(Document)
Antiquités judaïques - Flavius Josèphe

LIVRE VIII

CHAPITRE VII
Gloire de Salomon ; péchés de Salomon ; révolte de Jéroboam ; mort de Salomon.

Emploi des bois de pin.

1.[1] A la même époque on apporta au roi des pierres précieuses et des bois de pin de la contrée dite Terre d’or ; il employa les bois comme étais[2] pour le Temple et le palais royal et en fabriqua des instruments de musique, cithares et nébels, dont les Lévites s’accompagnaient pour chanter leurs hymnes à Dieu. Ces bois étaient les plus grands et les plus beaux de tous ceux qu’ont lui eût jamais apportés. Que personne ne s’imagine que ces bois de pin soient semblables à ceux qu’on appelle ainsi de nos jours : simple étiquette que leur donnent les marchands pour éblouir les acheteurs. Ceux-là, en effet, ressemblent pour l’aspect au bois de figuier, mais sont plus blancs et brillent davantage. Si nous donnons ces détails, c’est pour que nul n’ignore cette différence et la nature du pin véritable ; l’usage qu’en fit le roi nous a fourni l’occasion de ces indications qui ne paraîtront ni déplacées ni inutiles.

[1] I Rois, X, 11 ; II Chroniques, IX, 10. Josèphe, comme la Chronique, traduit par pin (ξύλα πεύxινα) le bois d’almuggim de la Bible. Les Septante (Rois) disent simplement : bois coupé à la hache (ξ. πελεκητά) (la suite du paragraphe à partir de « Que personne… » est du fait de Josèphe).

[2] ῾Ὑποστήριγμα. Josèphe emploie l’expression des LXX pour traduire l’hébreu de I Rois, X, 12 ; les Chroniques ont, dans le passage parallèle, l’hébreu que le grec traduit par ἀναβάσεις. Il s’agit peut-être d’une rampe.

Les boucliers d’or. Commerce maritime de Salomon.

2.[3] Le poids de l’or qu’on lui apporta[4] s’élevait à six cent soixante-six talents, sans compter celui qui fut acheté par les marchands[5], ni les dons que lui envoyèrent les chefs et les rois d’Arabie[6]. Il fondit cet or pour en fabriquer deux cents boucliers longs pesant chacun six cents sicles. Il fit aussi trois cents boucliers ronds, pesant chacun trois mines d’or[7]. Il les porta et les consacra dans la maison appelée Forêt du Liban. Toutefois il fit aussi fabriquer avec tout l’art possible des coupes en or et en pierreries pour servir aux festins et une profusion d’autres vases en or. Il ne se faisait, en effet, aucune transaction, vente ou achat, en argent. De nombreux vaisseaux avaient été lancés par le roi dans la mer dite Tarsique[8], chargés d’apporter aux nations de l’intérieur toutes sortes de marchandises : en échange de celles-ci on rapportait de l’argent et de l’or au roi, ainsi qu’une quantité d’ivoire, des Éthiopiens et des singes[9]. La navigation s’effectuait, aller et retour, en trois ans.

(Liste des tâches)
1. Répondez à ces questions sur le texte consacré à Salomon :
(a) De quelle contrée venaient les bois de pin apportés au roi ?
(b) Combien de boucliers longs le roi fit-il fabriquer, et quel était le poids de chacun ?
(c) Combien de temps prenait la navigation, aller et retour ?
2. Recopiez le texte consacré à Salomon, en commençant aux mots « Antiquités judaïques - Flavius » et en vous arrêtant après « bois de pin. ».

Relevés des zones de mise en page

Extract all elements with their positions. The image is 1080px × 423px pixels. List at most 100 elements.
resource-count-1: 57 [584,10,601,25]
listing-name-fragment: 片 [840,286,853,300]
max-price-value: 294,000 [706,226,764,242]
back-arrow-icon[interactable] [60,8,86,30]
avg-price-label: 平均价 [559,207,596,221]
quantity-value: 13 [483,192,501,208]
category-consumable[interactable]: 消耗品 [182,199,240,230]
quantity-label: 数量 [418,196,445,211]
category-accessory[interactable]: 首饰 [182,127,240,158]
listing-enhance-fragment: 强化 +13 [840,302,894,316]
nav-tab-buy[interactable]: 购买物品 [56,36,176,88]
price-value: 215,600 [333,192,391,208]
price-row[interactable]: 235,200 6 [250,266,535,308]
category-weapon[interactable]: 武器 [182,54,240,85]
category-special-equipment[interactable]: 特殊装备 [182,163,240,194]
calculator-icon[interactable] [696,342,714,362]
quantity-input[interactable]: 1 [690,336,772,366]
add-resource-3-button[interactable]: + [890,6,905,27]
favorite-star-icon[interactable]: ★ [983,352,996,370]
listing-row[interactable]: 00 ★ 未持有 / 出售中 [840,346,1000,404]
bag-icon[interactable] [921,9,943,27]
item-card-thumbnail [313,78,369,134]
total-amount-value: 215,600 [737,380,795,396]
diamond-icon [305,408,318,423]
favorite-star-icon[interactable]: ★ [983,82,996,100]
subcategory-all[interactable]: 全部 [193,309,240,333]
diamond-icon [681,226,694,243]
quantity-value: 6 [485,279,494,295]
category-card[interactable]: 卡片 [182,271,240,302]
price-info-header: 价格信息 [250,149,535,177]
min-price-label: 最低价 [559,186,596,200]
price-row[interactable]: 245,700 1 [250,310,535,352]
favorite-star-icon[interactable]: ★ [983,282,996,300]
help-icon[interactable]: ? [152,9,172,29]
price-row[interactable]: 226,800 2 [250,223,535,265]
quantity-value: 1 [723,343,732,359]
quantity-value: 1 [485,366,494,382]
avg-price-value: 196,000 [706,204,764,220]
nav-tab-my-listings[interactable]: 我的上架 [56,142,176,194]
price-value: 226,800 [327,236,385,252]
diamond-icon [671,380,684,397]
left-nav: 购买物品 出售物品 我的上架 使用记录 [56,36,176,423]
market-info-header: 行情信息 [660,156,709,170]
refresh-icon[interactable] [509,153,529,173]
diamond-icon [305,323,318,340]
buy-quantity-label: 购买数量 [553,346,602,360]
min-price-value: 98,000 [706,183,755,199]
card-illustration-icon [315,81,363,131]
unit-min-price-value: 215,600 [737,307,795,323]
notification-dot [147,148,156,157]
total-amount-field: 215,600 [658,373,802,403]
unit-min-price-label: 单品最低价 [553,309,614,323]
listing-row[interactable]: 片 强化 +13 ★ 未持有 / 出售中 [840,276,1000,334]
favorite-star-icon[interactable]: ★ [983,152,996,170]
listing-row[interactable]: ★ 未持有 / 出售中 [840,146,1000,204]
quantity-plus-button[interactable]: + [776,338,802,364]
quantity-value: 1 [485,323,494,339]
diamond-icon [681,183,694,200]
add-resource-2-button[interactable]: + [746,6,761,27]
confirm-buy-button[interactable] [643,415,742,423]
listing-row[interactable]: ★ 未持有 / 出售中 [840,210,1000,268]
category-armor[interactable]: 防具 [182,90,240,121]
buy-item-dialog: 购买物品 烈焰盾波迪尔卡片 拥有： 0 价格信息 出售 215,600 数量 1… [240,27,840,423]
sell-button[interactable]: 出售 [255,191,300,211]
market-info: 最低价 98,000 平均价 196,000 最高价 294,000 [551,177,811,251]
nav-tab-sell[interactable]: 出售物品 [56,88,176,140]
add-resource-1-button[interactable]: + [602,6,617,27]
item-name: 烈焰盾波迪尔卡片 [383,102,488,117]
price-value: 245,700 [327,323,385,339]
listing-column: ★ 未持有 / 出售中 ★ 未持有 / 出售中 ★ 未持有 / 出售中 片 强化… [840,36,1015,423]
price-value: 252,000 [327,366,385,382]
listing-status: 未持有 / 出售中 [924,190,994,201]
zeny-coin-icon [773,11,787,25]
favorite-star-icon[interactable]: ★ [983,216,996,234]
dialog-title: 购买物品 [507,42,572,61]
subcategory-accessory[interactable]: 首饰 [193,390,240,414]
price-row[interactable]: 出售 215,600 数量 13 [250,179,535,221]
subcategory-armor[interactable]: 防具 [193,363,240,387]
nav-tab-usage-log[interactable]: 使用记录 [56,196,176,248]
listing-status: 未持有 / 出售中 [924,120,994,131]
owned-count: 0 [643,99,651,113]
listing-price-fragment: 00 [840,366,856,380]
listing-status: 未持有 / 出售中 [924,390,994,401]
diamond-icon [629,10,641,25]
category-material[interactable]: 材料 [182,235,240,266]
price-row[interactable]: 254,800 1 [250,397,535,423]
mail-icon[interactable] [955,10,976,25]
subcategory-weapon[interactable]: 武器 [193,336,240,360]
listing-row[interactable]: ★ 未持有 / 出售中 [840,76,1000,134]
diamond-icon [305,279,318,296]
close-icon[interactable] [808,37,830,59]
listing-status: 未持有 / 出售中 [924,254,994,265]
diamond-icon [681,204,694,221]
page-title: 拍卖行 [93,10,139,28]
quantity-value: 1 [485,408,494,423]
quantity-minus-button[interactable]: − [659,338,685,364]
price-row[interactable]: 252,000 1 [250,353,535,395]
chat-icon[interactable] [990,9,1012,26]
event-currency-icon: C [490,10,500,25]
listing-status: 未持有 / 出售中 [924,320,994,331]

(Réponses par tâche)
1.
(a) De la contrée dite Terre d'or.
(b) Deux cents boucliers longs, pesant chacun six cents sicles.
(c) Trois ans.

2.
Antiquités judaïques - Flavius Josèphe

LIVRE VIII

CHAPITRE VII
Gloire de Salomon ; péchés de Salomon ; révolte de Jéroboam ; mort de Salomon.

Emploi des bois de pin.